-- START OF Supplied material --

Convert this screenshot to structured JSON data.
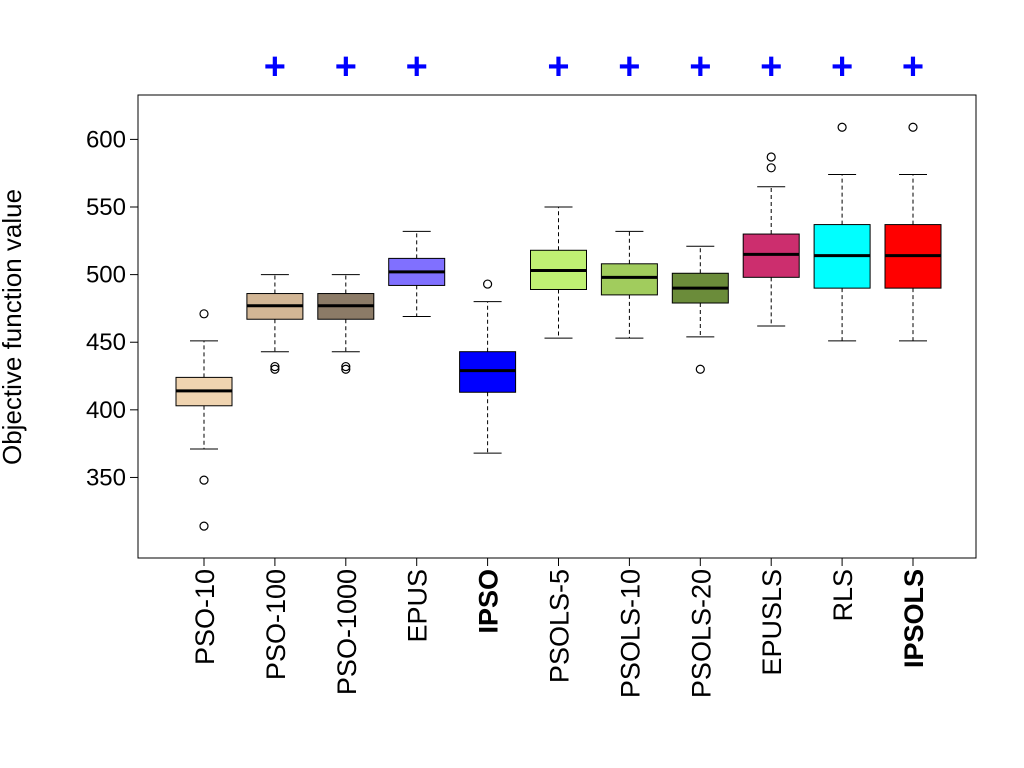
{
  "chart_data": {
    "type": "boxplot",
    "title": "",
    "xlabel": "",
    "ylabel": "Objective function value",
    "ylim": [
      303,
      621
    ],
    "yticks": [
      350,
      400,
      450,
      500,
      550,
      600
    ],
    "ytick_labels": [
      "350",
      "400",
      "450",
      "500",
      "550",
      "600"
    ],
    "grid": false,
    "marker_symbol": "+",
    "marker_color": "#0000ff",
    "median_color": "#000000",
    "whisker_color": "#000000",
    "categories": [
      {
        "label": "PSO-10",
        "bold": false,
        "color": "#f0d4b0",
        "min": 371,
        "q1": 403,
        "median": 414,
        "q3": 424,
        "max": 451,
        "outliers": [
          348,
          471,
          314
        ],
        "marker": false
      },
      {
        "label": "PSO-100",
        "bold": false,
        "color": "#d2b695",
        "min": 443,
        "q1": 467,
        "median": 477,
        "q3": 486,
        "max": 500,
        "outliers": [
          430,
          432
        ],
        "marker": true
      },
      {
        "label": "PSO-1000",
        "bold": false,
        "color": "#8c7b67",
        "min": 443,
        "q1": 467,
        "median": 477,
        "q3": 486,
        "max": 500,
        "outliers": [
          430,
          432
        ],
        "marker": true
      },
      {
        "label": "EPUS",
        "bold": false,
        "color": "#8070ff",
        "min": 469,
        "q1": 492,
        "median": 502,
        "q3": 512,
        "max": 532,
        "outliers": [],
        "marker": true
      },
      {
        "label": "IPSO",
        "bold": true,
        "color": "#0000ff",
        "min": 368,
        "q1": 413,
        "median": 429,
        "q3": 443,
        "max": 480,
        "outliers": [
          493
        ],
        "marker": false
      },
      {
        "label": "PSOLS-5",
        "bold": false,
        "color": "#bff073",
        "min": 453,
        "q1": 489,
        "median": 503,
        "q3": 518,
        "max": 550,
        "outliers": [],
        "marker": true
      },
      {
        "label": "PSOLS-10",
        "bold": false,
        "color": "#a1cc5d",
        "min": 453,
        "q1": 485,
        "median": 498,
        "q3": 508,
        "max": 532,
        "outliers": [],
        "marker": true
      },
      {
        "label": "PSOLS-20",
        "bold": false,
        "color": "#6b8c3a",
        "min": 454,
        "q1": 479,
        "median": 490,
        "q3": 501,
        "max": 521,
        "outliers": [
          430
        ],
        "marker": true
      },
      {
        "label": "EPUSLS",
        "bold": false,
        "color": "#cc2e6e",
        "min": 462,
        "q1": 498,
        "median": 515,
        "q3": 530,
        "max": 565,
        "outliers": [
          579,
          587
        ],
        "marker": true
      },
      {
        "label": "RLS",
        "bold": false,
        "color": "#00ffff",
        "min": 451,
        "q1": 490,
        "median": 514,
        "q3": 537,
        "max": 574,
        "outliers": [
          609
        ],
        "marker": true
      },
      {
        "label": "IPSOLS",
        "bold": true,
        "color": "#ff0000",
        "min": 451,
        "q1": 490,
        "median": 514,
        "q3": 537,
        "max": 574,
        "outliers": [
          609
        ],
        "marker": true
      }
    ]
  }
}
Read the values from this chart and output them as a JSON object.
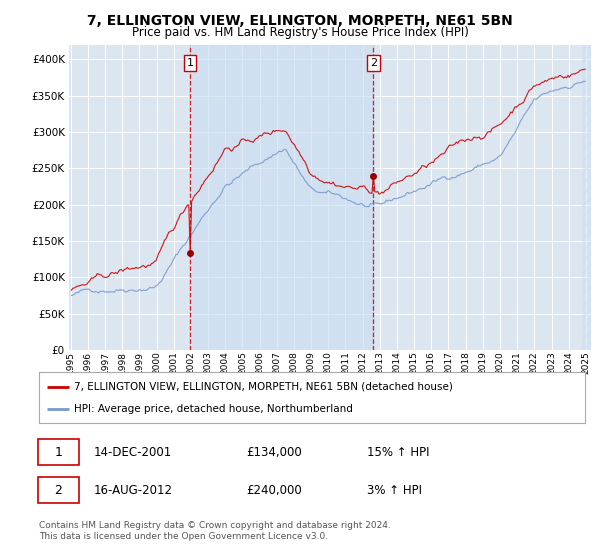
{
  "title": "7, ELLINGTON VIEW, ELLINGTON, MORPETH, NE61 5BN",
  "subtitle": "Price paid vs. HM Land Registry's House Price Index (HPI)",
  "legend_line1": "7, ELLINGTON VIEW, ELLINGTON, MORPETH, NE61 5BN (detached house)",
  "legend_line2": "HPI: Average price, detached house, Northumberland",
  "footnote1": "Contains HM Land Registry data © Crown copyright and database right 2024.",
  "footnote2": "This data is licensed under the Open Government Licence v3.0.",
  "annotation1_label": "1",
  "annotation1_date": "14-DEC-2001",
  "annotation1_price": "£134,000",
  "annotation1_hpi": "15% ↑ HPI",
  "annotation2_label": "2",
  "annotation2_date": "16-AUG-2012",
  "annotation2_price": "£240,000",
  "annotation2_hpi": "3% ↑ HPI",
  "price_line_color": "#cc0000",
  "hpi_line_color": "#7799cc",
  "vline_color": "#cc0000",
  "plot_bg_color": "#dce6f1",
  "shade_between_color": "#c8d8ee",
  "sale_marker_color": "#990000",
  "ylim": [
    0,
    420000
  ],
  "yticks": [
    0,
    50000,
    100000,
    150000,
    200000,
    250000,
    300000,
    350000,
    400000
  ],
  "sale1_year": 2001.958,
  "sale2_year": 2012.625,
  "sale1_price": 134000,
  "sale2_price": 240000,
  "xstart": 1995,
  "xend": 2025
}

-- END OF Supplied material --

#### Written request:
All the records above need to be given again word for word. Skip the pictures.

#### Task result:
Convert this screenshot to structured JSON data.
{
  "chart_data": {
    "type": "boxplot",
    "title": "",
    "xlabel": "",
    "ylabel": "Objective function value",
    "ylim": [
      303,
      621
    ],
    "yticks": [
      350,
      400,
      450,
      500,
      550,
      600
    ],
    "ytick_labels": [
      "350",
      "400",
      "450",
      "500",
      "550",
      "600"
    ],
    "grid": false,
    "marker_symbol": "+",
    "marker_color": "#0000ff",
    "median_color": "#000000",
    "whisker_color": "#000000",
    "categories": [
      {
        "label": "PSO-10",
        "bold": false,
        "color": "#f0d4b0",
        "min": 371,
        "q1": 403,
        "median": 414,
        "q3": 424,
        "max": 451,
        "outliers": [
          348,
          471,
          314
        ],
        "marker": false
      },
      {
        "label": "PSO-100",
        "bold": false,
        "color": "#d2b695",
        "min": 443,
        "q1": 467,
        "median": 477,
        "q3": 486,
        "max": 500,
        "outliers": [
          430,
          432
        ],
        "marker": true
      },
      {
        "label": "PSO-1000",
        "bold": false,
        "color": "#8c7b67",
        "min": 443,
        "q1": 467,
        "median": 477,
        "q3": 486,
        "max": 500,
        "outliers": [
          430,
          432
        ],
        "marker": true
      },
      {
        "label": "EPUS",
        "bold": false,
        "color": "#8070ff",
        "min": 469,
        "q1": 492,
        "median": 502,
        "q3": 512,
        "max": 532,
        "outliers": [],
        "marker": true
      },
      {
        "label": "IPSO",
        "bold": true,
        "color": "#0000ff",
        "min": 368,
        "q1": 413,
        "median": 429,
        "q3": 443,
        "max": 480,
        "outliers": [
          493
        ],
        "marker": false
      },
      {
        "label": "PSOLS-5",
        "bold": false,
        "color": "#bff073",
        "min": 453,
        "q1": 489,
        "median": 503,
        "q3": 518,
        "max": 550,
        "outliers": [],
        "marker": true
      },
      {
        "label": "PSOLS-10",
        "bold": false,
        "color": "#a1cc5d",
        "min": 453,
        "q1": 485,
        "median": 498,
        "q3": 508,
        "max": 532,
        "outliers": [],
        "marker": true
      },
      {
        "label": "PSOLS-20",
        "bold": false,
        "color": "#6b8c3a",
        "min": 454,
        "q1": 479,
        "median": 490,
        "q3": 501,
        "max": 521,
        "outliers": [
          430
        ],
        "marker": true
      },
      {
        "label": "EPUSLS",
        "bold": false,
        "color": "#cc2e6e",
        "min": 462,
        "q1": 498,
        "median": 515,
        "q3": 530,
        "max": 565,
        "outliers": [
          579,
          587
        ],
        "marker": true
      },
      {
        "label": "RLS",
        "bold": false,
        "color": "#00ffff",
        "min": 451,
        "q1": 490,
        "median": 514,
        "q3": 537,
        "max": 574,
        "outliers": [
          609
        ],
        "marker": true
      },
      {
        "label": "IPSOLS",
        "bold": true,
        "color": "#ff0000",
        "min": 451,
        "q1": 490,
        "median": 514,
        "q3": 537,
        "max": 574,
        "outliers": [
          609
        ],
        "marker": true
      }
    ]
  }
}
Read the values from this chart and output them as a JSON object.
{
  "title": "7, ELLINGTON VIEW, ELLINGTON, MORPETH, NE61 5BN",
  "subtitle": "Price paid vs. HM Land Registry's House Price Index (HPI)",
  "legend_line1": "7, ELLINGTON VIEW, ELLINGTON, MORPETH, NE61 5BN (detached house)",
  "legend_line2": "HPI: Average price, detached house, Northumberland",
  "footnote1": "Contains HM Land Registry data © Crown copyright and database right 2024.",
  "footnote2": "This data is licensed under the Open Government Licence v3.0.",
  "annotation1_label": "1",
  "annotation1_date": "14-DEC-2001",
  "annotation1_price": "£134,000",
  "annotation1_hpi": "15% ↑ HPI",
  "annotation2_label": "2",
  "annotation2_date": "16-AUG-2012",
  "annotation2_price": "£240,000",
  "annotation2_hpi": "3% ↑ HPI",
  "price_line_color": "#cc0000",
  "hpi_line_color": "#7799cc",
  "vline_color": "#cc0000",
  "plot_bg_color": "#dce6f1",
  "shade_between_color": "#c8d8ee",
  "sale_marker_color": "#990000",
  "ylim": [
    0,
    420000
  ],
  "yticks": [
    0,
    50000,
    100000,
    150000,
    200000,
    250000,
    300000,
    350000,
    400000
  ],
  "sale1_year": 2001.958,
  "sale2_year": 2012.625,
  "sale1_price": 134000,
  "sale2_price": 240000,
  "xstart": 1995,
  "xend": 2025
}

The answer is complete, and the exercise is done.